> **What this task involves**
Write out the records beneath this line exactly as they appear, minus any images.
[start Records for this exercise]
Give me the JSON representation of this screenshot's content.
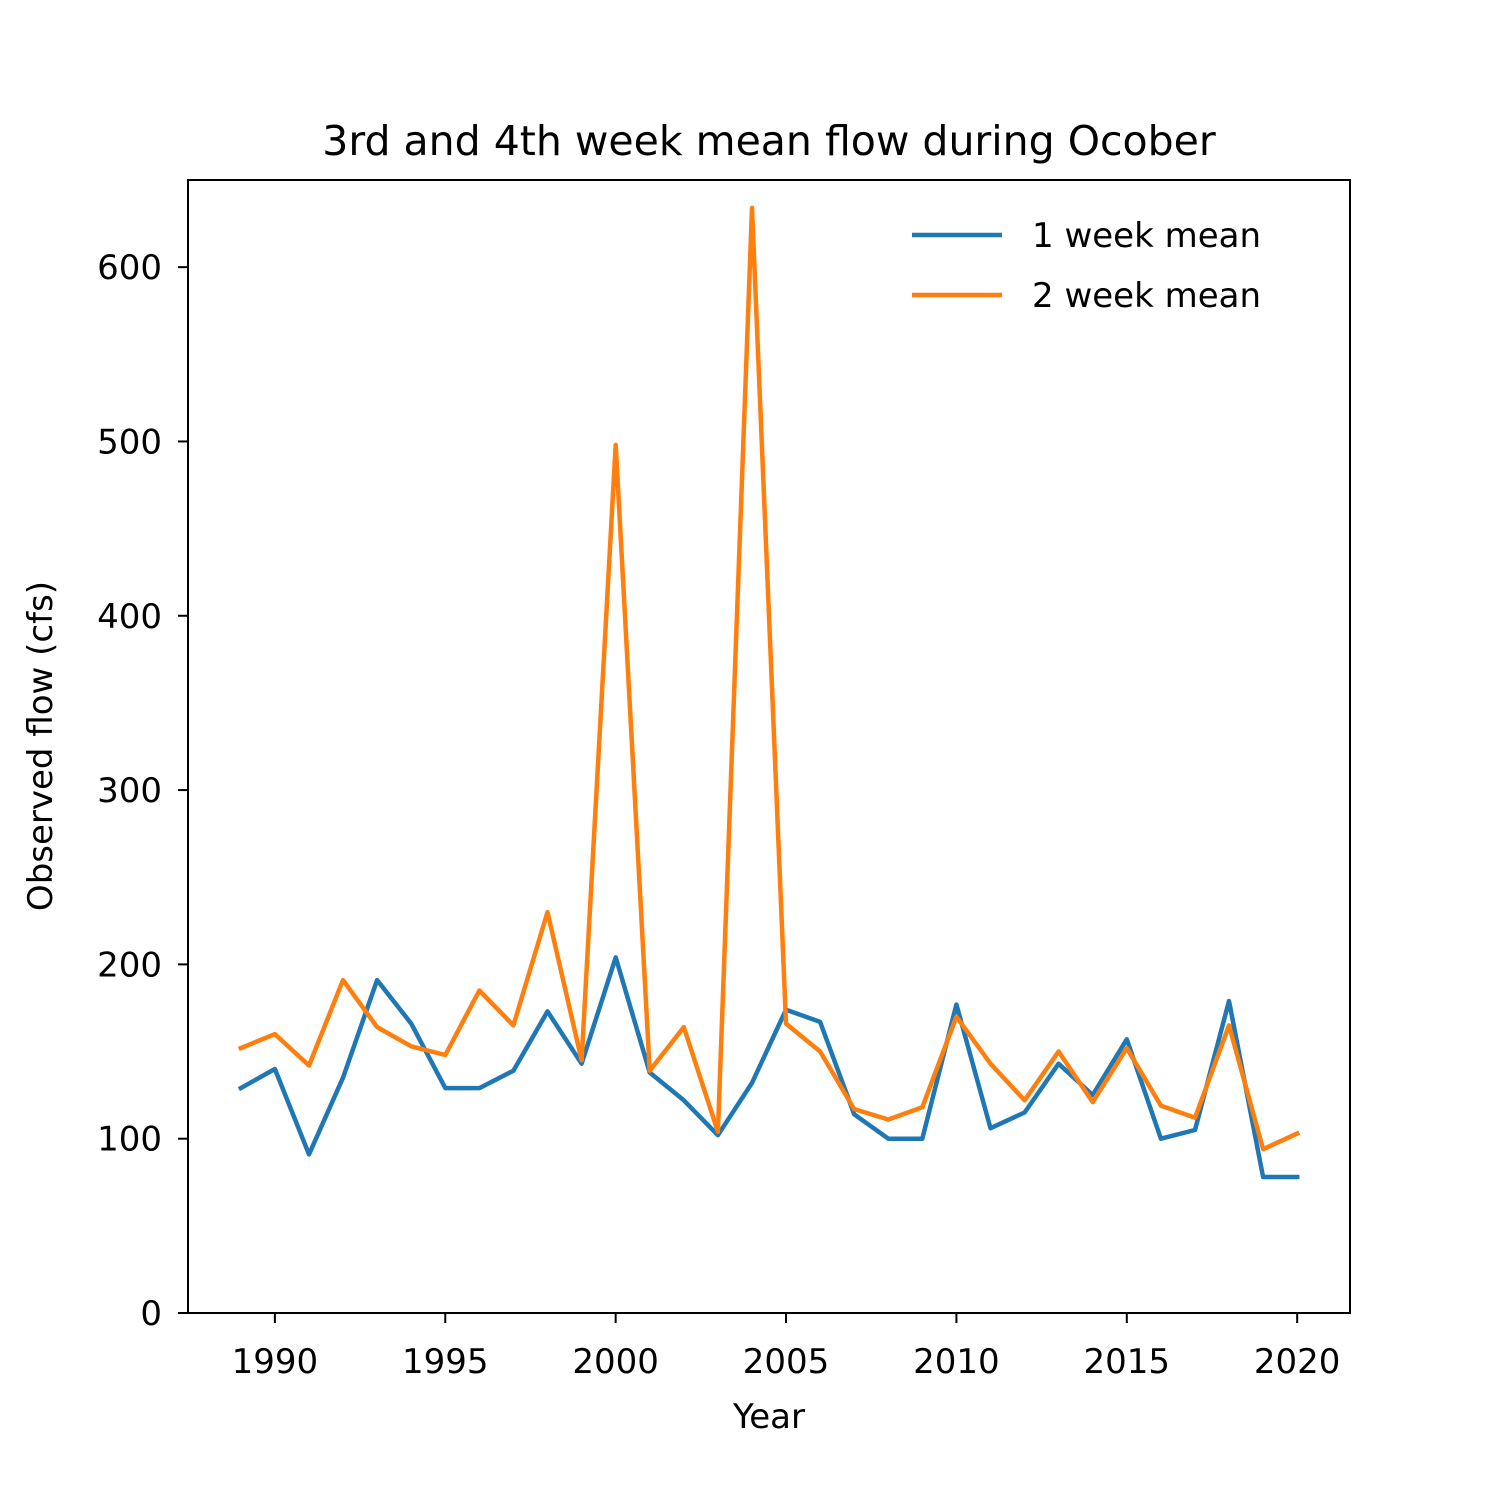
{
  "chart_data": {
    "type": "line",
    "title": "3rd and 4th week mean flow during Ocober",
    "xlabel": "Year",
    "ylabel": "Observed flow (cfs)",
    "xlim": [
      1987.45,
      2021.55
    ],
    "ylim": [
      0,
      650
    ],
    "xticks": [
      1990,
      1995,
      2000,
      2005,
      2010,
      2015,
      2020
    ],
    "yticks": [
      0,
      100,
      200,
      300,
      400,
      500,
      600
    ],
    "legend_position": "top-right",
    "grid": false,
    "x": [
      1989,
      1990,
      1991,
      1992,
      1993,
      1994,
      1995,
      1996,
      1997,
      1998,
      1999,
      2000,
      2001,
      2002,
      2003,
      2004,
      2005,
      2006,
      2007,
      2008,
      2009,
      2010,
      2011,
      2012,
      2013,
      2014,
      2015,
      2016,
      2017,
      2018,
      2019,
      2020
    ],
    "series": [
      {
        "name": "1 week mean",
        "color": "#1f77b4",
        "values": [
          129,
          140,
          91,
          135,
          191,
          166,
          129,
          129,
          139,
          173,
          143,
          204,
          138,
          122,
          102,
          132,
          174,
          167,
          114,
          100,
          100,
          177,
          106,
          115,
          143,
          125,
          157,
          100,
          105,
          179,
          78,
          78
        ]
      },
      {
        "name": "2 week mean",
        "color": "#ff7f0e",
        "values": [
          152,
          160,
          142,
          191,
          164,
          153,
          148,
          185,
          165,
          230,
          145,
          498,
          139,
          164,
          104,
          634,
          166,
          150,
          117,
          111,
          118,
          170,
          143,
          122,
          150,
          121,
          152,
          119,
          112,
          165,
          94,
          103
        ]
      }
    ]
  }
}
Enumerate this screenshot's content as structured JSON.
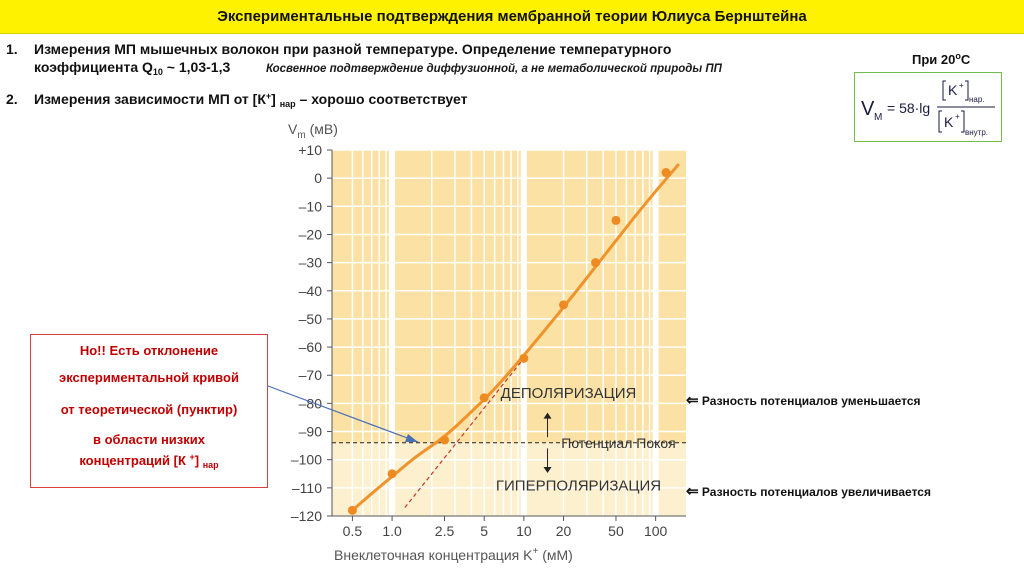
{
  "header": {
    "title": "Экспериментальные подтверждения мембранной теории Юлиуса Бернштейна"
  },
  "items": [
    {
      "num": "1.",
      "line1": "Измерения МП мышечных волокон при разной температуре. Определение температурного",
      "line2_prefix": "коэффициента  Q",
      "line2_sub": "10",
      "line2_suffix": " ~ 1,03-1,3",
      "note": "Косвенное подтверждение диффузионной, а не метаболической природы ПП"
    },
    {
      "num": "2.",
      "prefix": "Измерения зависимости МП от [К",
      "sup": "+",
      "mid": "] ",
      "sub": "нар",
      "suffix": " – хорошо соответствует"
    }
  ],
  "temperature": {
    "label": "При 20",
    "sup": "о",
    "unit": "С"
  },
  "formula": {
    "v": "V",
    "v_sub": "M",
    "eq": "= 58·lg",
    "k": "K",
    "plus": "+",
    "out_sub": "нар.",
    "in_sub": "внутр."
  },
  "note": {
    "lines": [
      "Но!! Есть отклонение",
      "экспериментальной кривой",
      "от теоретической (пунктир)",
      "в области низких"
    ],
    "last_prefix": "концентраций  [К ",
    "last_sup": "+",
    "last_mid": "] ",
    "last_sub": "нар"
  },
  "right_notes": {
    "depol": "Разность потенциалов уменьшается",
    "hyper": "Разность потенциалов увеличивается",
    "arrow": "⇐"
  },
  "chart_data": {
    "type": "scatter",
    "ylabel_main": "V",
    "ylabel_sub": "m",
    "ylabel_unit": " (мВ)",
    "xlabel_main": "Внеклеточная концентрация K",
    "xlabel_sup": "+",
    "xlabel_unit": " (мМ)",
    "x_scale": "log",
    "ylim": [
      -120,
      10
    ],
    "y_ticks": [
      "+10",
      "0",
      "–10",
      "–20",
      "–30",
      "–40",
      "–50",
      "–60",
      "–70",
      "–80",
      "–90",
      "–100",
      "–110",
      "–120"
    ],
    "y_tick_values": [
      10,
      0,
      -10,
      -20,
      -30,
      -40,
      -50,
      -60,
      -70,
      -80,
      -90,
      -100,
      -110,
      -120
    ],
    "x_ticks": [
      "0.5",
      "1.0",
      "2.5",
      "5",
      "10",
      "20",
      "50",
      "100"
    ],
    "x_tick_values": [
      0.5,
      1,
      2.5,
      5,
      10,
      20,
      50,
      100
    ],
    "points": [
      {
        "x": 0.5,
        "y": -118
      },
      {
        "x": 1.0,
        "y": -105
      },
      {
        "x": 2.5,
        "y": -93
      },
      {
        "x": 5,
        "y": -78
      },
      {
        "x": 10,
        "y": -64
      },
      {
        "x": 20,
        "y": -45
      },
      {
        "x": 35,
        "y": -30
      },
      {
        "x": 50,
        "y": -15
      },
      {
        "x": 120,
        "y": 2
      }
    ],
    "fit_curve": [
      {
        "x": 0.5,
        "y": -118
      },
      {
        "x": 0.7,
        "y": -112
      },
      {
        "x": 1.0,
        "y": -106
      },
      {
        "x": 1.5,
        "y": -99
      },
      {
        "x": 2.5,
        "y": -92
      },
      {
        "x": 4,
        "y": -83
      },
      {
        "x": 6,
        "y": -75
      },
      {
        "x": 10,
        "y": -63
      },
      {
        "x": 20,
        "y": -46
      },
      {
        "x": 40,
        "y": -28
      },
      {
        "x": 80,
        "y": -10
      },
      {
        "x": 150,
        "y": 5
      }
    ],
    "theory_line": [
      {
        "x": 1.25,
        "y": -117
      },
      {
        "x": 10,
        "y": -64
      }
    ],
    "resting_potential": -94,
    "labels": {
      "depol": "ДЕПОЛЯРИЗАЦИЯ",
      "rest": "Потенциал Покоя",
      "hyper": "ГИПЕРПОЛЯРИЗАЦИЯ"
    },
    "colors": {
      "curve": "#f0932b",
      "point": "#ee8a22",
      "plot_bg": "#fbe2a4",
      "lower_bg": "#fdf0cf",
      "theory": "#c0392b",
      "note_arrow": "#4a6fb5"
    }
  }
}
[end Records for this exercise]
> **Complete output**
Give me the JSON representation of this screenshot's content.
{
  "chart_data": {
    "type": "line",
    "title": "3rd and 4th week mean flow during Ocober",
    "xlabel": "Year",
    "ylabel": "Observed flow (cfs)",
    "xlim": [
      1987.45,
      2021.55
    ],
    "ylim": [
      0,
      650
    ],
    "xticks": [
      1990,
      1995,
      2000,
      2005,
      2010,
      2015,
      2020
    ],
    "yticks": [
      0,
      100,
      200,
      300,
      400,
      500,
      600
    ],
    "legend_position": "top-right",
    "grid": false,
    "x": [
      1989,
      1990,
      1991,
      1992,
      1993,
      1994,
      1995,
      1996,
      1997,
      1998,
      1999,
      2000,
      2001,
      2002,
      2003,
      2004,
      2005,
      2006,
      2007,
      2008,
      2009,
      2010,
      2011,
      2012,
      2013,
      2014,
      2015,
      2016,
      2017,
      2018,
      2019,
      2020
    ],
    "series": [
      {
        "name": "1 week mean",
        "color": "#1f77b4",
        "values": [
          129,
          140,
          91,
          135,
          191,
          166,
          129,
          129,
          139,
          173,
          143,
          204,
          138,
          122,
          102,
          132,
          174,
          167,
          114,
          100,
          100,
          177,
          106,
          115,
          143,
          125,
          157,
          100,
          105,
          179,
          78,
          78
        ]
      },
      {
        "name": "2 week mean",
        "color": "#ff7f0e",
        "values": [
          152,
          160,
          142,
          191,
          164,
          153,
          148,
          185,
          165,
          230,
          145,
          498,
          139,
          164,
          104,
          634,
          166,
          150,
          117,
          111,
          118,
          170,
          143,
          122,
          150,
          121,
          152,
          119,
          112,
          165,
          94,
          103
        ]
      }
    ]
  }
}
Enumerate this screenshot's content as structured JSON.
{
  "header": {
    "title": "Экспериментальные подтверждения мембранной теории Юлиуса Бернштейна"
  },
  "items": [
    {
      "num": "1.",
      "line1": "Измерения МП мышечных волокон при разной температуре. Определение температурного",
      "line2_prefix": "коэффициента  Q",
      "line2_sub": "10",
      "line2_suffix": " ~ 1,03-1,3",
      "note": "Косвенное подтверждение диффузионной, а не метаболической природы ПП"
    },
    {
      "num": "2.",
      "prefix": "Измерения зависимости МП от [К",
      "sup": "+",
      "mid": "] ",
      "sub": "нар",
      "suffix": " – хорошо соответствует"
    }
  ],
  "temperature": {
    "label": "При 20",
    "sup": "о",
    "unit": "С"
  },
  "formula": {
    "v": "V",
    "v_sub": "M",
    "eq": "= 58·lg",
    "k": "K",
    "plus": "+",
    "out_sub": "нар.",
    "in_sub": "внутр."
  },
  "note": {
    "lines": [
      "Но!! Есть отклонение",
      "экспериментальной кривой",
      "от теоретической (пунктир)",
      "в области низких"
    ],
    "last_prefix": "концентраций  [К ",
    "last_sup": "+",
    "last_mid": "] ",
    "last_sub": "нар"
  },
  "right_notes": {
    "depol": "Разность потенциалов уменьшается",
    "hyper": "Разность потенциалов увеличивается",
    "arrow": "⇐"
  },
  "chart_data": {
    "type": "scatter",
    "ylabel_main": "V",
    "ylabel_sub": "m",
    "ylabel_unit": " (мВ)",
    "xlabel_main": "Внеклеточная концентрация K",
    "xlabel_sup": "+",
    "xlabel_unit": " (мМ)",
    "x_scale": "log",
    "ylim": [
      -120,
      10
    ],
    "y_ticks": [
      "+10",
      "0",
      "–10",
      "–20",
      "–30",
      "–40",
      "–50",
      "–60",
      "–70",
      "–80",
      "–90",
      "–100",
      "–110",
      "–120"
    ],
    "y_tick_values": [
      10,
      0,
      -10,
      -20,
      -30,
      -40,
      -50,
      -60,
      -70,
      -80,
      -90,
      -100,
      -110,
      -120
    ],
    "x_ticks": [
      "0.5",
      "1.0",
      "2.5",
      "5",
      "10",
      "20",
      "50",
      "100"
    ],
    "x_tick_values": [
      0.5,
      1,
      2.5,
      5,
      10,
      20,
      50,
      100
    ],
    "points": [
      {
        "x": 0.5,
        "y": -118
      },
      {
        "x": 1.0,
        "y": -105
      },
      {
        "x": 2.5,
        "y": -93
      },
      {
        "x": 5,
        "y": -78
      },
      {
        "x": 10,
        "y": -64
      },
      {
        "x": 20,
        "y": -45
      },
      {
        "x": 35,
        "y": -30
      },
      {
        "x": 50,
        "y": -15
      },
      {
        "x": 120,
        "y": 2
      }
    ],
    "fit_curve": [
      {
        "x": 0.5,
        "y": -118
      },
      {
        "x": 0.7,
        "y": -112
      },
      {
        "x": 1.0,
        "y": -106
      },
      {
        "x": 1.5,
        "y": -99
      },
      {
        "x": 2.5,
        "y": -92
      },
      {
        "x": 4,
        "y": -83
      },
      {
        "x": 6,
        "y": -75
      },
      {
        "x": 10,
        "y": -63
      },
      {
        "x": 20,
        "y": -46
      },
      {
        "x": 40,
        "y": -28
      },
      {
        "x": 80,
        "y": -10
      },
      {
        "x": 150,
        "y": 5
      }
    ],
    "theory_line": [
      {
        "x": 1.25,
        "y": -117
      },
      {
        "x": 10,
        "y": -64
      }
    ],
    "resting_potential": -94,
    "labels": {
      "depol": "ДЕПОЛЯРИЗАЦИЯ",
      "rest": "Потенциал Покоя",
      "hyper": "ГИПЕРПОЛЯРИЗАЦИЯ"
    },
    "colors": {
      "curve": "#f0932b",
      "point": "#ee8a22",
      "plot_bg": "#fbe2a4",
      "lower_bg": "#fdf0cf",
      "theory": "#c0392b",
      "note_arrow": "#4a6fb5"
    }
  }
}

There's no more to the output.